◆ **TASK PROMPT**:
Which lines contain the string "ФЕВРАЛЯ"? Please list every one of them.

**** DATASET EXTRACT ****

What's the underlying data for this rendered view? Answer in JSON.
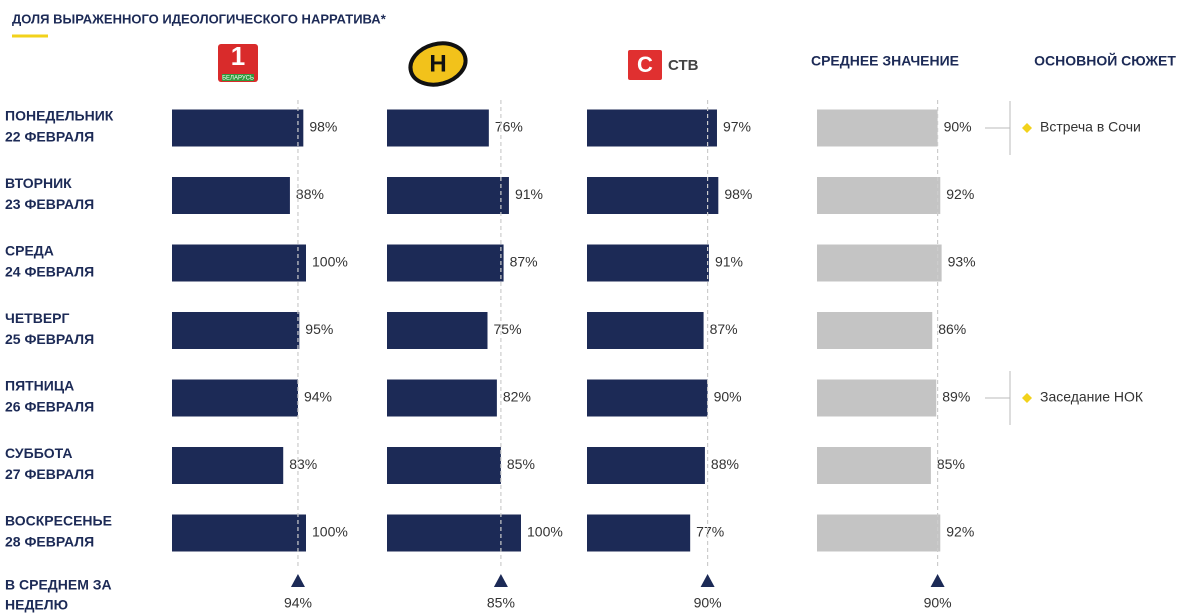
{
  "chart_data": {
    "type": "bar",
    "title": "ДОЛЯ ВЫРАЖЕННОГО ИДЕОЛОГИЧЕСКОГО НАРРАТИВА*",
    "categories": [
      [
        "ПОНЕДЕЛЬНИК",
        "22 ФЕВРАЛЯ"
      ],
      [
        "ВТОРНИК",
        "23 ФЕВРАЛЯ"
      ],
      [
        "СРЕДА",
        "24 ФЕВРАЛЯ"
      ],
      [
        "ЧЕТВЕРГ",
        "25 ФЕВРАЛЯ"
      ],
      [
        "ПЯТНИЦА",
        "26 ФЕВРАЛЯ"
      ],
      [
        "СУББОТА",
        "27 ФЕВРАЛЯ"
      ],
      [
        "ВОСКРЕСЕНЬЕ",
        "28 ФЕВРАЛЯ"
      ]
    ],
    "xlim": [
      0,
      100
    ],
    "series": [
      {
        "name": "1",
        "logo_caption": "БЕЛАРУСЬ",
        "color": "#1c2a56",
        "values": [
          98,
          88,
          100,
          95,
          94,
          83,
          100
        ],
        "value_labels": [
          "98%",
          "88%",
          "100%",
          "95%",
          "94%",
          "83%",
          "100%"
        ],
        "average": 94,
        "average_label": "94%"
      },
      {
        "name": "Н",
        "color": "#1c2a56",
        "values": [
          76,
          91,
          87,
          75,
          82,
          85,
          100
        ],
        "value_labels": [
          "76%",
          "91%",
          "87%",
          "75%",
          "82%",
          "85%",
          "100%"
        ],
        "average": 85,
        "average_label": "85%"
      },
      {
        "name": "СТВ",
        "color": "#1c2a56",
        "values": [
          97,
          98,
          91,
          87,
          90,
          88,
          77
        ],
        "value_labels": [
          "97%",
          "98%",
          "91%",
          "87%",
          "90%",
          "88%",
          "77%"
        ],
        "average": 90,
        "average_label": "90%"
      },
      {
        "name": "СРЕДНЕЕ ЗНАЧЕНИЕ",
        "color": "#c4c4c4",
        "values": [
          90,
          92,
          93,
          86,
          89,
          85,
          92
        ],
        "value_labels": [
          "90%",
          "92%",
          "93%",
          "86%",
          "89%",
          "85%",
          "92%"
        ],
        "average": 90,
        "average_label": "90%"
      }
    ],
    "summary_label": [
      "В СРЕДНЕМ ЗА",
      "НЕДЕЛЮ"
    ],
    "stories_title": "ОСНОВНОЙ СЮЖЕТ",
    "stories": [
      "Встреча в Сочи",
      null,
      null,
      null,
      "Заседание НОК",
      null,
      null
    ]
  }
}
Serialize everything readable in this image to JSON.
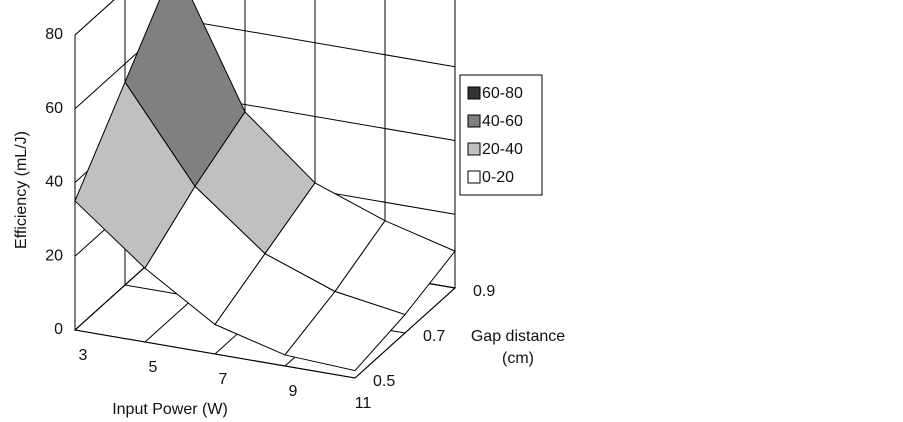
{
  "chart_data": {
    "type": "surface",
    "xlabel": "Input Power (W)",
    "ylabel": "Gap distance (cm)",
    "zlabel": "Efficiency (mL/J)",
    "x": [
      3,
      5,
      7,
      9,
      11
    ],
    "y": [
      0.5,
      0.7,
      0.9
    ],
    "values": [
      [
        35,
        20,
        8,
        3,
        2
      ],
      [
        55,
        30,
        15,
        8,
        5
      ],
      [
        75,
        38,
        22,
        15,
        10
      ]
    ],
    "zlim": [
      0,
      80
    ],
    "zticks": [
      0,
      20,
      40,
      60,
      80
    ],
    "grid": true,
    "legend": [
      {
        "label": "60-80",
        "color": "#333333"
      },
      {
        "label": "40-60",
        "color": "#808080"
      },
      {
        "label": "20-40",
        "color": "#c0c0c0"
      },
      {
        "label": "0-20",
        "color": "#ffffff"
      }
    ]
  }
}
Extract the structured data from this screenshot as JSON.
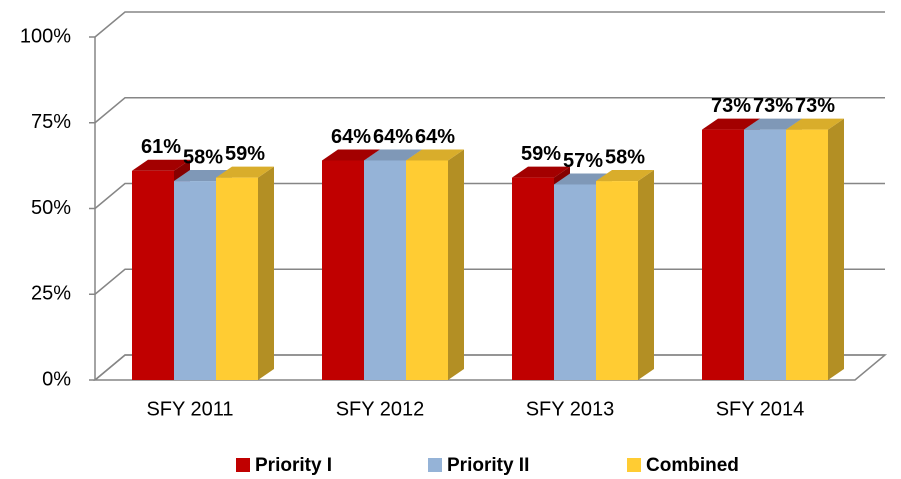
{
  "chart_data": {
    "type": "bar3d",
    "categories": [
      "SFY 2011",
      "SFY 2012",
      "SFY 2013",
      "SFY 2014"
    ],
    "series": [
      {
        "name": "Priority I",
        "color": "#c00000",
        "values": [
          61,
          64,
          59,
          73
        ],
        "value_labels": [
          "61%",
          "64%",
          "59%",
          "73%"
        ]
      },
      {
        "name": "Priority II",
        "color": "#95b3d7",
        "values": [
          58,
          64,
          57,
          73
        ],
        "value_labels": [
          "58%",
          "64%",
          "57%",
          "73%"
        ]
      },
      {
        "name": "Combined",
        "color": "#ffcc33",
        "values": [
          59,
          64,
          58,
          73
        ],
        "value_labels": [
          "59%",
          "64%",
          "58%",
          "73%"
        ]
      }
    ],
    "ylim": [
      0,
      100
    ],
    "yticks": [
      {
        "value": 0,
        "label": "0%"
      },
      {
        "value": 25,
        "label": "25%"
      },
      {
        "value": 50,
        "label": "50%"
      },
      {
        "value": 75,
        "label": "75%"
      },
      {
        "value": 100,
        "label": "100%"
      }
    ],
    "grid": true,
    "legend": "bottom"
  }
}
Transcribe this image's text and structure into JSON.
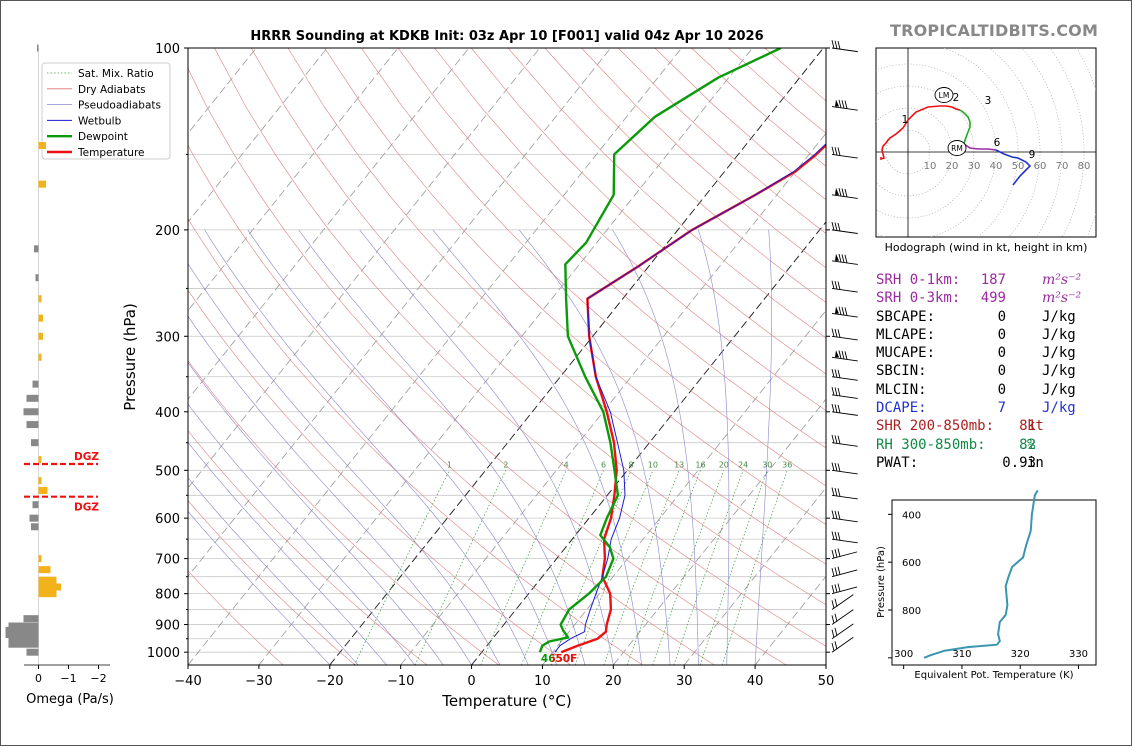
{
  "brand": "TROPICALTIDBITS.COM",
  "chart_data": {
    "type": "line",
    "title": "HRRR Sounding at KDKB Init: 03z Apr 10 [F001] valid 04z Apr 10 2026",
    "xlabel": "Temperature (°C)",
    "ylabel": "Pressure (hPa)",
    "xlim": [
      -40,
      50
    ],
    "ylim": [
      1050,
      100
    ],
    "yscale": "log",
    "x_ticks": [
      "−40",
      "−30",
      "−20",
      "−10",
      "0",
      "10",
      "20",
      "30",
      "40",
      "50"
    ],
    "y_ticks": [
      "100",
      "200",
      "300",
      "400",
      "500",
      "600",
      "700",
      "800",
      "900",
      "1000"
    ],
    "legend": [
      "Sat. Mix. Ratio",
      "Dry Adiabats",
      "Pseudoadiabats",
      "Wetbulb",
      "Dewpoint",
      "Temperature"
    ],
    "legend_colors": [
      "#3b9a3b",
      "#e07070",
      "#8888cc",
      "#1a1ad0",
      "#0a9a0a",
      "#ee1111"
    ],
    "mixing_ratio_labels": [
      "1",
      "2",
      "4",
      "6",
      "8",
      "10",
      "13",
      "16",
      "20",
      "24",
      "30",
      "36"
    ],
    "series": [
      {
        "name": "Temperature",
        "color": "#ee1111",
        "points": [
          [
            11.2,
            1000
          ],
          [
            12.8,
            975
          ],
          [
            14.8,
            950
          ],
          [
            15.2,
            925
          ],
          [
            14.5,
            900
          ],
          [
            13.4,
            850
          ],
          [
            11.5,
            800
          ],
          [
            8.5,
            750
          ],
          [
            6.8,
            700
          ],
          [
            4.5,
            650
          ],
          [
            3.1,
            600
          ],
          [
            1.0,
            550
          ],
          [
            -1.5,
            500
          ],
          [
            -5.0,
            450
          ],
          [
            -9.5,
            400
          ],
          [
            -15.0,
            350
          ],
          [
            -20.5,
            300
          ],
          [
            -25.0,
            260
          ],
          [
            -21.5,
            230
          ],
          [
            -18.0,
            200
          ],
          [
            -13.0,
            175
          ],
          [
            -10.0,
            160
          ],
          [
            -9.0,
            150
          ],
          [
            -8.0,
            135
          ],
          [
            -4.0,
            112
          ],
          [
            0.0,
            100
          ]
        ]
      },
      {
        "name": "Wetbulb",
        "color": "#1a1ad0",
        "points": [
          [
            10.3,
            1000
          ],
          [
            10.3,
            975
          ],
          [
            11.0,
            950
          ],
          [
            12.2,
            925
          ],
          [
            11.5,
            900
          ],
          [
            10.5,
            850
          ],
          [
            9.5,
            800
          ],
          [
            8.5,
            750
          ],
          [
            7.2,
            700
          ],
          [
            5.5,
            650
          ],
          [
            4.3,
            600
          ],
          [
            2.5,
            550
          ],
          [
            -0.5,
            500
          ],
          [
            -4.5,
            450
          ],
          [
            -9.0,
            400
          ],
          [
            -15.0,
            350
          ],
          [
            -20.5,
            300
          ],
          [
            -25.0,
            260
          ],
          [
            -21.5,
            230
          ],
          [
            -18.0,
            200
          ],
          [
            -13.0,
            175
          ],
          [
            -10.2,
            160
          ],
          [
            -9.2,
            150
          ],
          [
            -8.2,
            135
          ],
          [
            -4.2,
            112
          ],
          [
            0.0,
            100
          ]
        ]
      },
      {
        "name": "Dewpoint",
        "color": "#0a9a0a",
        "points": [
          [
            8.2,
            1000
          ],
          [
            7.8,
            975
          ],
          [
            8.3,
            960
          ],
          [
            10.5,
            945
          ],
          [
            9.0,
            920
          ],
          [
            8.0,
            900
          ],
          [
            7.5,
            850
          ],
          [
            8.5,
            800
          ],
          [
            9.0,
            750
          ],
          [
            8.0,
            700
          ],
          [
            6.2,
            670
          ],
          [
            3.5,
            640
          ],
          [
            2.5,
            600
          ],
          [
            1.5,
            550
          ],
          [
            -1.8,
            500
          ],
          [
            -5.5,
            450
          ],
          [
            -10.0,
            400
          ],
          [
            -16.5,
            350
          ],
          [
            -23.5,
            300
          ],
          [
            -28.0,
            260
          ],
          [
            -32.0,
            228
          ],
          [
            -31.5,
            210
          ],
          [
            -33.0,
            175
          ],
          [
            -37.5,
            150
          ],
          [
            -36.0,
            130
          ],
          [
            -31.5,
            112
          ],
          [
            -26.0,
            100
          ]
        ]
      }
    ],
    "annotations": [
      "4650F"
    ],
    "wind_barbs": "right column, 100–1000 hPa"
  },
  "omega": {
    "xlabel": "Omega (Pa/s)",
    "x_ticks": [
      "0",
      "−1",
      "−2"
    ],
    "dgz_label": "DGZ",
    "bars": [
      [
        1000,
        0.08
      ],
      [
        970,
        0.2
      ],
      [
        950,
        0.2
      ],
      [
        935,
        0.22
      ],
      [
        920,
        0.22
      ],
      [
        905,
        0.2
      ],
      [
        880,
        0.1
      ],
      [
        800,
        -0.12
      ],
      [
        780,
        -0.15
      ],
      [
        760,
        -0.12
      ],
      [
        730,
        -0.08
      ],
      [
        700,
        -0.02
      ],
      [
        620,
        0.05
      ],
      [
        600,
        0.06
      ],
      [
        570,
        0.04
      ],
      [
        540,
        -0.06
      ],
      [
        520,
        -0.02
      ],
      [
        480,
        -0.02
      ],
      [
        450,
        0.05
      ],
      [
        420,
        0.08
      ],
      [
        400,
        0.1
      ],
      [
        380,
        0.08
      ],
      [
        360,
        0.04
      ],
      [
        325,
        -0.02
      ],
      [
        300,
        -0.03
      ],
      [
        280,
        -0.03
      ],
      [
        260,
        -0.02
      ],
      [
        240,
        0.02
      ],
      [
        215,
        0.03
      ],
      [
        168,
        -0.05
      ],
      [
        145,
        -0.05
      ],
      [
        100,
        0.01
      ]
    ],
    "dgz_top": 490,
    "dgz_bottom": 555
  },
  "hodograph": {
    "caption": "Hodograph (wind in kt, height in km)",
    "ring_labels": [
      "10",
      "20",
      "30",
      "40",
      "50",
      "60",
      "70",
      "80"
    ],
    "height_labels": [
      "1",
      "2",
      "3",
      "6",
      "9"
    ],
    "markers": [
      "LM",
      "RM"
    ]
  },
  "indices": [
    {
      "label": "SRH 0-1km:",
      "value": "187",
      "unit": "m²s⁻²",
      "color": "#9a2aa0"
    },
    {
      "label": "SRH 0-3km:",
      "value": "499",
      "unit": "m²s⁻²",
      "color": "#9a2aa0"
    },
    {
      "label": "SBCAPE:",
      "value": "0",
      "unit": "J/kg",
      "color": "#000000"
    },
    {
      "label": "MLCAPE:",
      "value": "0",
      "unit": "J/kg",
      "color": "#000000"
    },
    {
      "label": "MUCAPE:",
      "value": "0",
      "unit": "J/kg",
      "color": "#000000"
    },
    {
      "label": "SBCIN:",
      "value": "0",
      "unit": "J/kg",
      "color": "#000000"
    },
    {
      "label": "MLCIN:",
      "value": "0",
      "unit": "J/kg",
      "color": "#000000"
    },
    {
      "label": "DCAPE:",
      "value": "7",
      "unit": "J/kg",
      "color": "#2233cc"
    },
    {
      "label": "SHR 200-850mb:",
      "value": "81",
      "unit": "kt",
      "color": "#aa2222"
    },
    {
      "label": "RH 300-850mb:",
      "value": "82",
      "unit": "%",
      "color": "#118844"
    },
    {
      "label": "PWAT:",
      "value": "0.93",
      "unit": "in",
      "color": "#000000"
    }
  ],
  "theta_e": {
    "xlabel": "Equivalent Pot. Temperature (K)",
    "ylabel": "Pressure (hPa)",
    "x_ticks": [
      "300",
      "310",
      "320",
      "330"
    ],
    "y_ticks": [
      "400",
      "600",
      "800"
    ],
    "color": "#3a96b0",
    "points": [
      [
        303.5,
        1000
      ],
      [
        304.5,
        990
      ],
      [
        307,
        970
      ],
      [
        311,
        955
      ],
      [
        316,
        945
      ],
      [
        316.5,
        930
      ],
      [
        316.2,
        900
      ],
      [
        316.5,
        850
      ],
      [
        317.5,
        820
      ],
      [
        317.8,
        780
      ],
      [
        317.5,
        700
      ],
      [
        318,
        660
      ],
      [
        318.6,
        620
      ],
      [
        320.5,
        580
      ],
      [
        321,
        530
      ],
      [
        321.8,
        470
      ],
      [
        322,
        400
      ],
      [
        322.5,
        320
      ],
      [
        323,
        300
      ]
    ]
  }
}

****

◆ **EXERCISE SOLUTION**:
        "22 ФЕВРАЛЯ"
        "23 ФЕВРАЛЯ"
        "24 ФЕВРАЛЯ"
        "25 ФЕВРАЛЯ"
        "26 ФЕВРАЛЯ"
        "27 ФЕВРАЛЯ"
        "28 ФЕВРАЛЯ"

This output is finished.